---- Entries shown
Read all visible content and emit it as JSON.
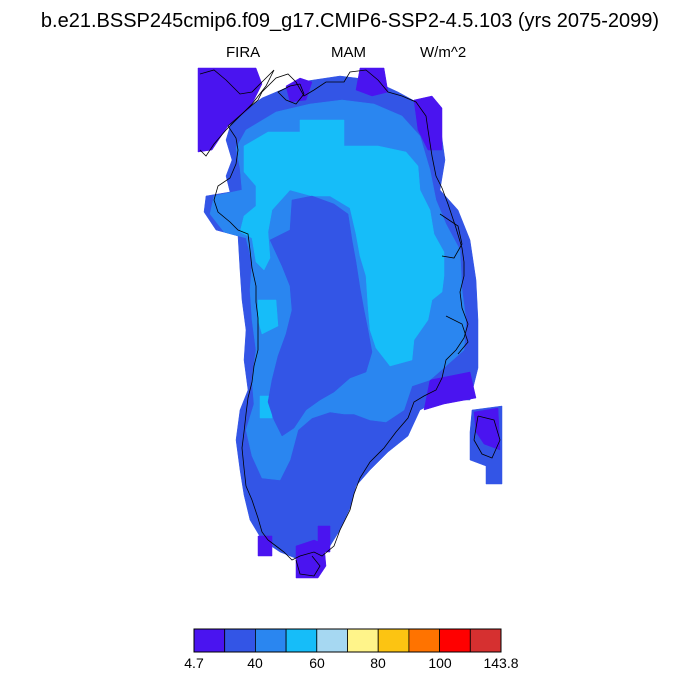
{
  "title": "b.e21.BSSP245cmip6.f09_g17.CMIP6-SSP2-4.5.103 (yrs 2075-2099)",
  "subtitle": {
    "left": "FIRA",
    "center": "MAM",
    "right": "W/m^2"
  },
  "colorbar": {
    "colors": [
      "#4a14f0",
      "#3355e6",
      "#2a86f0",
      "#16bdf9",
      "#a6d8f2",
      "#fff48a",
      "#fcc412",
      "#ff7300",
      "#ff0000",
      "#d63030"
    ],
    "labels": [
      "4.7",
      "40",
      "60",
      "80",
      "100",
      "143.8"
    ]
  },
  "map": {
    "region": "Greenland",
    "field_colors": {
      "bin1": "#4a14f0",
      "bin2": "#3355e6",
      "bin3": "#2a86f0",
      "bin4": "#16bdf9"
    }
  }
}
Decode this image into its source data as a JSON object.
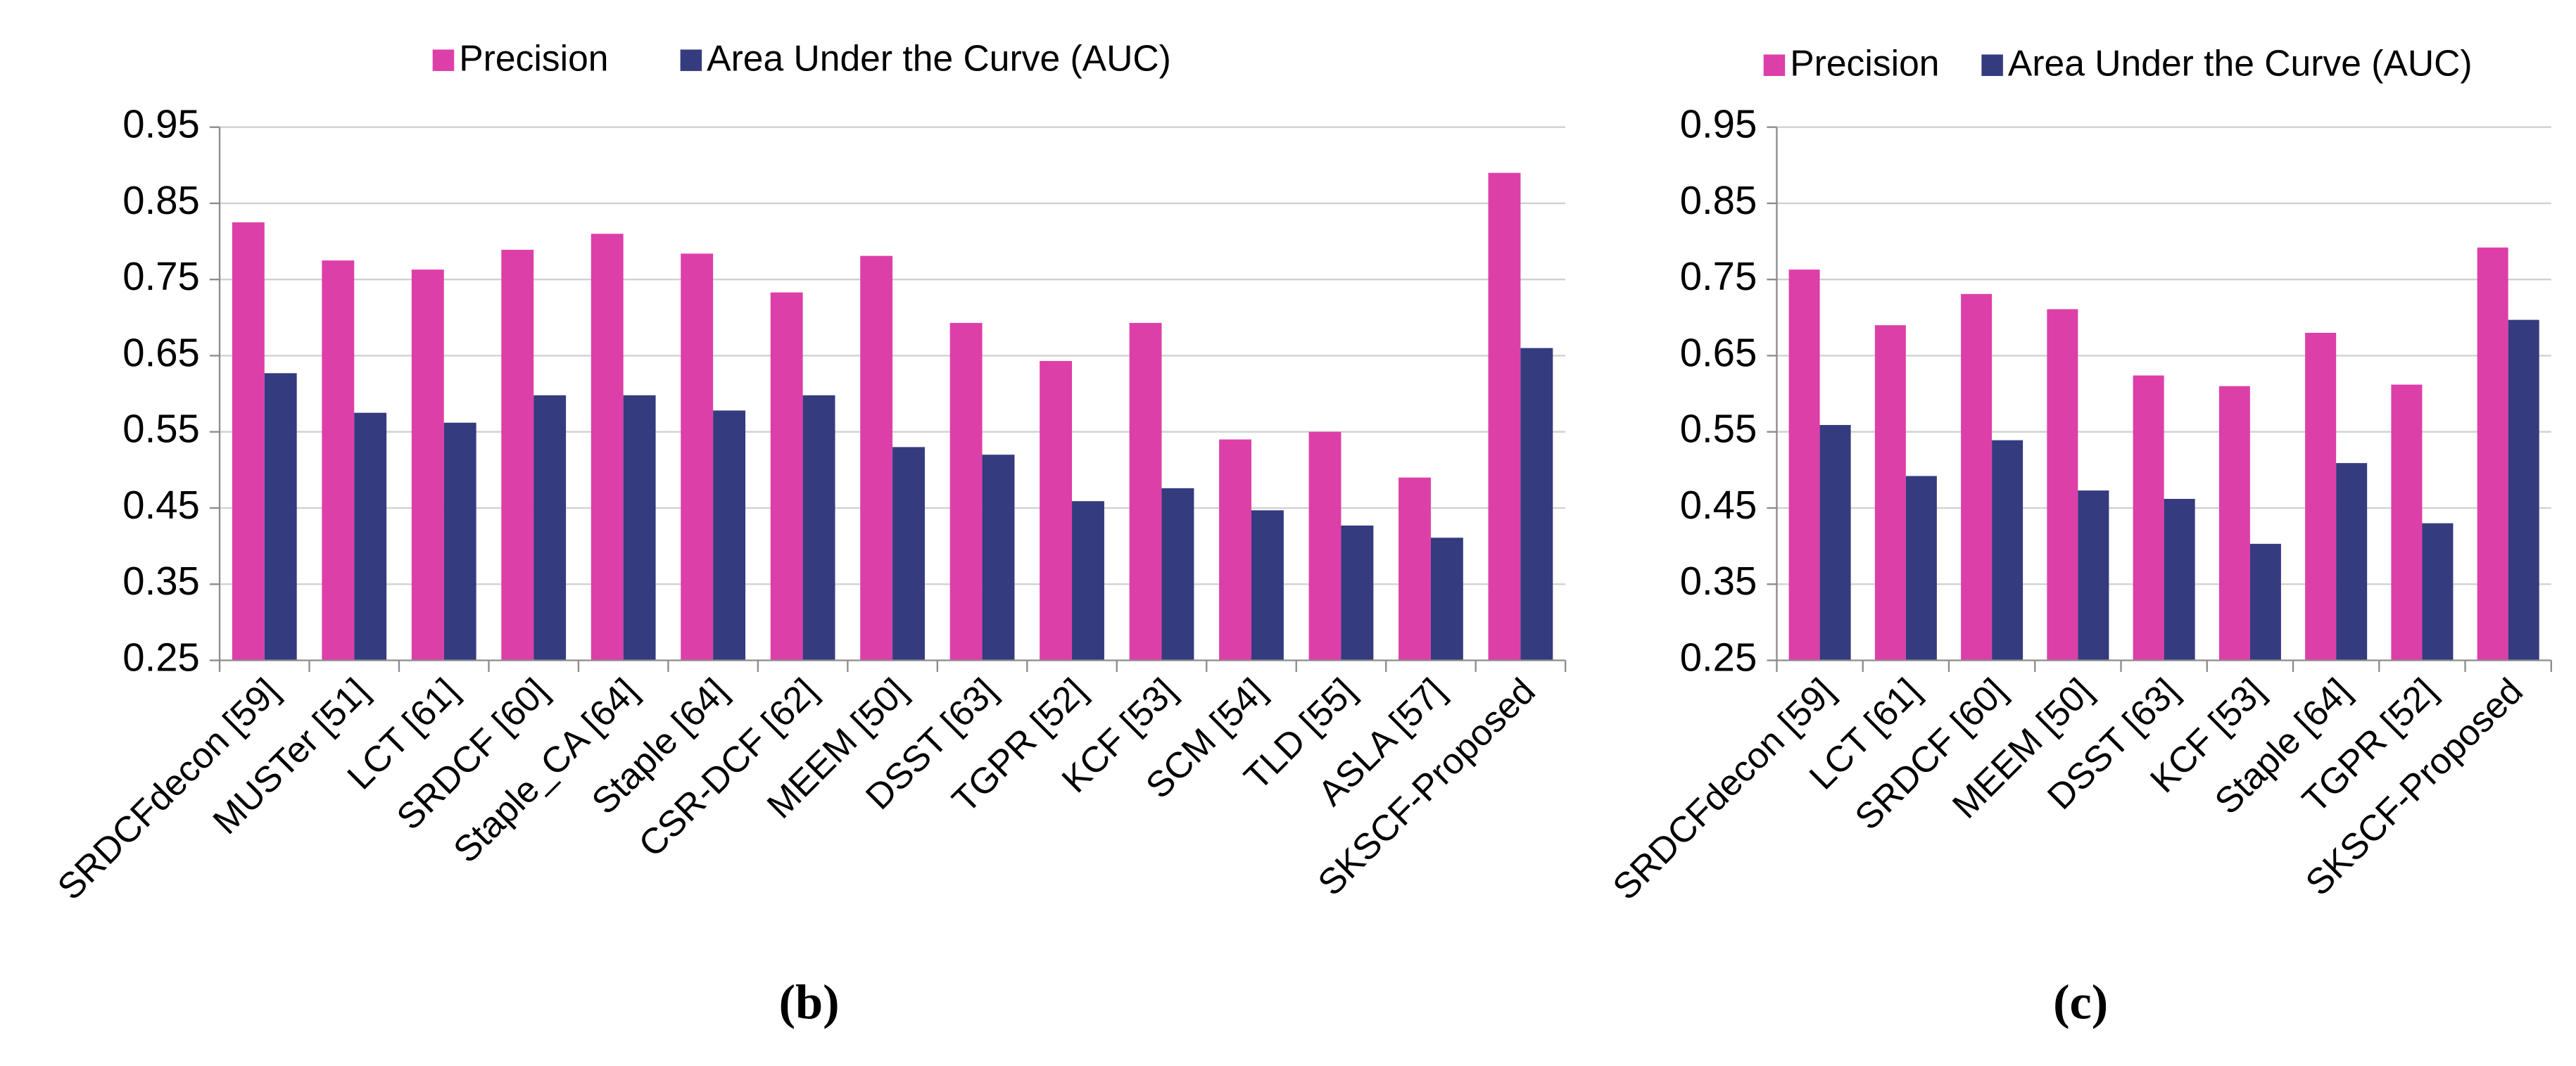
{
  "chart_data": [
    {
      "type": "bar",
      "caption": "(b)",
      "categories": [
        "SRDCFdecon [59]",
        "MUSTer [51]",
        "LCT [61]",
        "SRDCF [60]",
        "Staple_CA [64]",
        "Staple [64]",
        "CSR-DCF [62]",
        "MEEM [50]",
        "DSST [63]",
        "TGPR [52]",
        "KCF [53]",
        "SCM [54]",
        "TLD [55]",
        "ASLA [57]",
        "SKSCF-Proposed"
      ],
      "series": [
        {
          "name": "Precision",
          "color": "#dd3fa9",
          "values": [
            0.825,
            0.775,
            0.763,
            0.789,
            0.81,
            0.784,
            0.733,
            0.781,
            0.693,
            0.643,
            0.693,
            0.54,
            0.55,
            0.49,
            0.89
          ]
        },
        {
          "name": "Area Under the Curve (AUC)",
          "color": "#343b7f",
          "values": [
            0.627,
            0.575,
            0.562,
            0.598,
            0.598,
            0.578,
            0.598,
            0.53,
            0.52,
            0.459,
            0.476,
            0.447,
            0.427,
            0.411,
            0.66
          ]
        }
      ],
      "ylim": [
        0.25,
        0.95
      ],
      "yticks": [
        0.25,
        0.35,
        0.45,
        0.55,
        0.65,
        0.75,
        0.85,
        0.95
      ],
      "grid": true,
      "legend": "top"
    },
    {
      "type": "bar",
      "caption": "(c)",
      "categories": [
        "SRDCFdecon [59]",
        "LCT [61]",
        "SRDCF [60]",
        "MEEM [50]",
        "DSST [63]",
        "KCF [53]",
        "Staple [64]",
        "TGPR [52]",
        "SKSCF-Proposed"
      ],
      "series": [
        {
          "name": "Precision",
          "color": "#dd3fa9",
          "values": [
            0.763,
            0.69,
            0.731,
            0.711,
            0.624,
            0.61,
            0.68,
            0.612,
            0.792
          ]
        },
        {
          "name": "Area Under the Curve (AUC)",
          "color": "#343b7f",
          "values": [
            0.559,
            0.492,
            0.539,
            0.473,
            0.462,
            0.403,
            0.509,
            0.43,
            0.697
          ]
        }
      ],
      "ylim": [
        0.25,
        0.95
      ],
      "yticks": [
        0.25,
        0.35,
        0.45,
        0.55,
        0.65,
        0.75,
        0.85,
        0.95
      ],
      "grid": true,
      "legend": "top"
    }
  ]
}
--------
Work required. Pull out every line above that holds the word "JSON".

The solution.
Read all visible content and emit it as JSON.
Decode this image into its source data as a JSON object.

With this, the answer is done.